» **Listing**
========================

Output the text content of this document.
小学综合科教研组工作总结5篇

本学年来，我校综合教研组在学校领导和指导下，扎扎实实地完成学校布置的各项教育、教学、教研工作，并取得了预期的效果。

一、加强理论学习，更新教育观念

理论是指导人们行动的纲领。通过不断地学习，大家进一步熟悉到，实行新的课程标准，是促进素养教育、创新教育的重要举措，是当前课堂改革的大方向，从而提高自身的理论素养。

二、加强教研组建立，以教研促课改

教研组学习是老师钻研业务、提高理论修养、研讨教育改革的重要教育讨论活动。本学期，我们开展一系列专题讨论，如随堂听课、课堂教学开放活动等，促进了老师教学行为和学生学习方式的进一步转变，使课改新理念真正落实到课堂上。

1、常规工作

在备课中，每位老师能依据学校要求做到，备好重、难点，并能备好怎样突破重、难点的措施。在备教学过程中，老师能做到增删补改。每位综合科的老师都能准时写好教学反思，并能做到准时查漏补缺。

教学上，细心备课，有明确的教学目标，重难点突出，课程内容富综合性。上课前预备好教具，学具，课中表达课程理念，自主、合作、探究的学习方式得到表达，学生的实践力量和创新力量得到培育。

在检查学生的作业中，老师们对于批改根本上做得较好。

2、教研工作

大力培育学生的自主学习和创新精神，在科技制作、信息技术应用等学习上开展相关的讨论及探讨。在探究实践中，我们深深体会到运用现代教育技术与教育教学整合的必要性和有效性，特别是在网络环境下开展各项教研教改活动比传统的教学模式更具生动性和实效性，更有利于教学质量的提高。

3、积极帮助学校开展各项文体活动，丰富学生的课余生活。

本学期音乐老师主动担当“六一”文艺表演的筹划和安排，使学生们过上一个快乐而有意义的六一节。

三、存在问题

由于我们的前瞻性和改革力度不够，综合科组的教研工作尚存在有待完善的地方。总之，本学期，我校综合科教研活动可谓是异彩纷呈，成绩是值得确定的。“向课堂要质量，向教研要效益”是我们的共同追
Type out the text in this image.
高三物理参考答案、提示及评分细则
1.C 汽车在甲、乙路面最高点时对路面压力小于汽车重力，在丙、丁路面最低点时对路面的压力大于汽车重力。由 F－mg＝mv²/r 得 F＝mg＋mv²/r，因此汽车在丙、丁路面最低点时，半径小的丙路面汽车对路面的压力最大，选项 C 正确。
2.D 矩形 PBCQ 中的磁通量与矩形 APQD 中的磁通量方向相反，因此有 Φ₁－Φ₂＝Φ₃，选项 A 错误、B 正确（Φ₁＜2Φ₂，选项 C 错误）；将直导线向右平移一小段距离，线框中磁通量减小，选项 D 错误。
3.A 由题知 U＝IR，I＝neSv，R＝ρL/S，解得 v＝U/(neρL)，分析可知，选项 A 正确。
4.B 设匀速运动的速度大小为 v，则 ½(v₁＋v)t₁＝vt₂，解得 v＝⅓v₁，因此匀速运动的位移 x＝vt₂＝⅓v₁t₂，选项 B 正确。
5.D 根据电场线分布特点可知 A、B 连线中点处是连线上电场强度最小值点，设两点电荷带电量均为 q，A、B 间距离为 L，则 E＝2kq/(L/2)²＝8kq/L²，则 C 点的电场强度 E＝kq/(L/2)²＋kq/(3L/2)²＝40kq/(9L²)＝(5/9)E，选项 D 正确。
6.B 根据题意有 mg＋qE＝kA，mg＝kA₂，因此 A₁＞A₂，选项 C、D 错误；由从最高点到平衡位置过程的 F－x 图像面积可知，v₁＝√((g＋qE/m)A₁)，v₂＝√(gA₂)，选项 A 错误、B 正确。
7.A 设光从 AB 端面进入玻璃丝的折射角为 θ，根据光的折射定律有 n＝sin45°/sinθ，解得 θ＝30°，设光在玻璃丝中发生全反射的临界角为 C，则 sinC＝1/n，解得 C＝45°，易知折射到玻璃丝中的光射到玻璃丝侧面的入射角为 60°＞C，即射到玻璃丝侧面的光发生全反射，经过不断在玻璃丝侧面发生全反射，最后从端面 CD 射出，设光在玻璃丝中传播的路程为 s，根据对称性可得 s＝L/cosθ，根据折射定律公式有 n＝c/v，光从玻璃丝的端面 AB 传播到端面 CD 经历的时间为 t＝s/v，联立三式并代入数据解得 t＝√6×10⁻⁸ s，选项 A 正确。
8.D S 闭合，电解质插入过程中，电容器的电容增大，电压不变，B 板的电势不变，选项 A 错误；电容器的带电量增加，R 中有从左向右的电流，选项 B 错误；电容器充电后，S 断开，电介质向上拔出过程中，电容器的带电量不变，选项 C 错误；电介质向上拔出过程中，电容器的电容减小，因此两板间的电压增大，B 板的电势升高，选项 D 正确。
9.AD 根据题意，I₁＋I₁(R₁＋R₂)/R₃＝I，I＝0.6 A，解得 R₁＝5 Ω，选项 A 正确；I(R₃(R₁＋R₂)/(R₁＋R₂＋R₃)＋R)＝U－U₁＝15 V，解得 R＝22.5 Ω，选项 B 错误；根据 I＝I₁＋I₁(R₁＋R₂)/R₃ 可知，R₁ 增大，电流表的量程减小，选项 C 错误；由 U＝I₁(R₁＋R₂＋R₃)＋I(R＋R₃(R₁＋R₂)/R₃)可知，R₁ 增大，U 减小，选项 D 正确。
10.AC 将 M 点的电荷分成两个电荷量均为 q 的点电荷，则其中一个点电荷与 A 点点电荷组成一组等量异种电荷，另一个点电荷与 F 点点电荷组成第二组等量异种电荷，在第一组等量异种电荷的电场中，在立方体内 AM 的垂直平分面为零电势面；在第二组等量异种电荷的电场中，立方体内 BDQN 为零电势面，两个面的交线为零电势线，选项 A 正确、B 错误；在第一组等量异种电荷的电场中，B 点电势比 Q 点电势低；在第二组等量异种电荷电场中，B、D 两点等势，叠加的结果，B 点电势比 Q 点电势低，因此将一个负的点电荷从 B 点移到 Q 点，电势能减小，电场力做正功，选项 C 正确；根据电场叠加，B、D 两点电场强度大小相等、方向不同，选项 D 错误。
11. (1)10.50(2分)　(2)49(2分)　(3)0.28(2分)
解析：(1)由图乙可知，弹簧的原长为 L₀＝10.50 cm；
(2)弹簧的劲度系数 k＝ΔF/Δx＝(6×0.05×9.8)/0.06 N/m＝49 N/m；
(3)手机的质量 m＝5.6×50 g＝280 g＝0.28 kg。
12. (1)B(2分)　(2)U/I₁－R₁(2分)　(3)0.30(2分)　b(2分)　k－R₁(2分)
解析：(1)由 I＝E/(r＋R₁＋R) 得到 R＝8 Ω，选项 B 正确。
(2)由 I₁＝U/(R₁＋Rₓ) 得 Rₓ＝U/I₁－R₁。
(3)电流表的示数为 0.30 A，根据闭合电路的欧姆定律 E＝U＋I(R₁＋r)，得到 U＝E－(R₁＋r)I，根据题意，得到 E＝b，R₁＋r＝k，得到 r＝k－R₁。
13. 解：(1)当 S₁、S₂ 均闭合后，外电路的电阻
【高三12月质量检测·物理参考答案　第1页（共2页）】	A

========================

» **Job**
Copy down the whole of the data above, matching it exactly.

» **Answer for this exercise**
Output the text content of this document.
小学综合科教研组工作总结5篇

本学年来，我校综合教研组在学校领导和指导下，扎扎实实地完成学校布置的各项教育、教学、教研工作，并取得了预期的效果。

一、加强理论学习，更新教育观念

理论是指导人们行动的纲领。通过不断地学习，大家进一步熟悉到，实行新的课程标准，是促进素养教育、创新教育的重要举措，是当前课堂改革的大方向，从而提高自身的理论素养。

二、加强教研组建立，以教研促课改

教研组学习是老师钻研业务、提高理论修养、研讨教育改革的重要教育讨论活动。本学期，我们开展一系列专题讨论，如随堂听课、课堂教学开放活动等，促进了老师教学行为和学生学习方式的进一步转变，使课改新理念真正落实到课堂上。

1、常规工作

在备课中，每位老师能依据学校要求做到，备好重、难点，并能备好怎样突破重、难点的措施。在备教学过程中，老师能做到增删补改。每位综合科的老师都能准时写好教学反思，并能做到准时查漏补缺。

教学上，细心备课，有明确的教学目标，重难点突出，课程内容富综合性。上课前预备好教具，学具，课中表达课程理念，自主、合作、探究的学习方式得到表达，学生的实践力量和创新力量得到培育。

在检查学生的作业中，老师们对于批改根本上做得较好。

2、教研工作

大力培育学生的自主学习和创新精神，在科技制作、信息技术应用等学习上开展相关的讨论及探讨。在探究实践中，我们深深体会到运用现代教育技术与教育教学整合的必要性和有效性，特别是在网络环境下开展各项教研教改活动比传统的教学模式更具生动性和实效性，更有利于教学质量的提高。

3、积极帮助学校开展各项文体活动，丰富学生的课余生活。

本学期音乐老师主动担当“六一”文艺表演的筹划和安排，使学生们过上一个快乐而有意义的六一节。

三、存在问题

由于我们的前瞻性和改革力度不够，综合科组的教研工作尚存在有待完善的地方。总之，本学期，我校综合科教研活动可谓是异彩纷呈，成绩是值得确定的。“向课堂要质量，向教研要效益”是我们的共同追
Type out the text in this image.
高三物理参考答案、提示及评分细则
1.C 汽车在甲、乙路面最高点时对路面压力小于汽车重力，在丙、丁路面最低点时对路面的压力大于汽车重力。由 F－mg＝mv²/r 得 F＝mg＋mv²/r，因此汽车在丙、丁路面最低点时，半径小的丙路面汽车对路面的压力最大，选项 C 正确。
2.D 矩形 PBCQ 中的磁通量与矩形 APQD 中的磁通量方向相反，因此有 Φ₁－Φ₂＝Φ₃，选项 A 错误、B 正确（Φ₁＜2Φ₂，选项 C 错误）；将直导线向右平移一小段距离，线框中磁通量减小，选项 D 错误。
3.A 由题知 U＝IR，I＝neSv，R＝ρL/S，解得 v＝U/(neρL)，分析可知，选项 A 正确。
4.B 设匀速运动的速度大小为 v，则 ½(v₁＋v)t₁＝vt₂，解得 v＝⅓v₁，因此匀速运动的位移 x＝vt₂＝⅓v₁t₂，选项 B 正确。
5.D 根据电场线分布特点可知 A、B 连线中点处是连线上电场强度最小值点，设两点电荷带电量均为 q，A、B 间距离为 L，则 E＝2kq/(L/2)²＝8kq/L²，则 C 点的电场强度 E＝kq/(L/2)²＋kq/(3L/2)²＝40kq/(9L²)＝(5/9)E，选项 D 正确。
6.B 根据题意有 mg＋qE＝kA，mg＝kA₂，因此 A₁＞A₂，选项 C、D 错误；由从最高点到平衡位置过程的 F－x 图像面积可知，v₁＝√((g＋qE/m)A₁)，v₂＝√(gA₂)，选项 A 错误、B 正确。
7.A 设光从 AB 端面进入玻璃丝的折射角为 θ，根据光的折射定律有 n＝sin45°/sinθ，解得 θ＝30°，设光在玻璃丝中发生全反射的临界角为 C，则 sinC＝1/n，解得 C＝45°，易知折射到玻璃丝中的光射到玻璃丝侧面的入射角为 60°＞C，即射到玻璃丝侧面的光发生全反射，经过不断在玻璃丝侧面发生全反射，最后从端面 CD 射出，设光在玻璃丝中传播的路程为 s，根据对称性可得 s＝L/cosθ，根据折射定律公式有 n＝c/v，光从玻璃丝的端面 AB 传播到端面 CD 经历的时间为 t＝s/v，联立三式并代入数据解得 t＝√6×10⁻⁸ s，选项 A 正确。
8.D S 闭合，电解质插入过程中，电容器的电容增大，电压不变，B 板的电势不变，选项 A 错误；电容器的带电量增加，R 中有从左向右的电流，选项 B 错误；电容器充电后，S 断开，电介质向上拔出过程中，电容器的带电量不变，选项 C 错误；电介质向上拔出过程中，电容器的电容减小，因此两板间的电压增大，B 板的电势升高，选项 D 正确。
9.AD 根据题意，I₁＋I₁(R₁＋R₂)/R₃＝I，I＝0.6 A，解得 R₁＝5 Ω，选项 A 正确；I(R₃(R₁＋R₂)/(R₁＋R₂＋R₃)＋R)＝U－U₁＝15 V，解得 R＝22.5 Ω，选项 B 错误；根据 I＝I₁＋I₁(R₁＋R₂)/R₃ 可知，R₁ 增大，电流表的量程减小，选项 C 错误；由 U＝I₁(R₁＋R₂＋R₃)＋I(R＋R₃(R₁＋R₂)/R₃)可知，R₁ 增大，U 减小，选项 D 正确。
10.AC 将 M 点的电荷分成两个电荷量均为 q 的点电荷，则其中一个点电荷与 A 点点电荷组成一组等量异种电荷，另一个点电荷与 F 点点电荷组成第二组等量异种电荷，在第一组等量异种电荷的电场中，在立方体内 AM 的垂直平分面为零电势面；在第二组等量异种电荷的电场中，立方体内 BDQN 为零电势面，两个面的交线为零电势线，选项 A 正确、B 错误；在第一组等量异种电荷的电场中，B 点电势比 Q 点电势低；在第二组等量异种电荷电场中，B、D 两点等势，叠加的结果，B 点电势比 Q 点电势低，因此将一个负的点电荷从 B 点移到 Q 点，电势能减小，电场力做正功，选项 C 正确；根据电场叠加，B、D 两点电场强度大小相等、方向不同，选项 D 错误。
11. (1)10.50(2分)　(2)49(2分)　(3)0.28(2分)
解析：(1)由图乙可知，弹簧的原长为 L₀＝10.50 cm；
(2)弹簧的劲度系数 k＝ΔF/Δx＝(6×0.05×9.8)/0.06 N/m＝49 N/m；
(3)手机的质量 m＝5.6×50 g＝280 g＝0.28 kg。
12. (1)B(2分)　(2)U/I₁－R₁(2分)　(3)0.30(2分)　b(2分)　k－R₁(2分)
解析：(1)由 I＝E/(r＋R₁＋R) 得到 R＝8 Ω，选项 B 正确。
(2)由 I₁＝U/(R₁＋Rₓ) 得 Rₓ＝U/I₁－R₁。
(3)电流表的示数为 0.30 A，根据闭合电路的欧姆定律 E＝U＋I(R₁＋r)，得到 U＝E－(R₁＋r)I，根据题意，得到 E＝b，R₁＋r＝k，得到 r＝k－R₁。
13. 解：(1)当 S₁、S₂ 均闭合后，外电路的电阻
【高三12月质量检测·物理参考答案　第1页（共2页）】	A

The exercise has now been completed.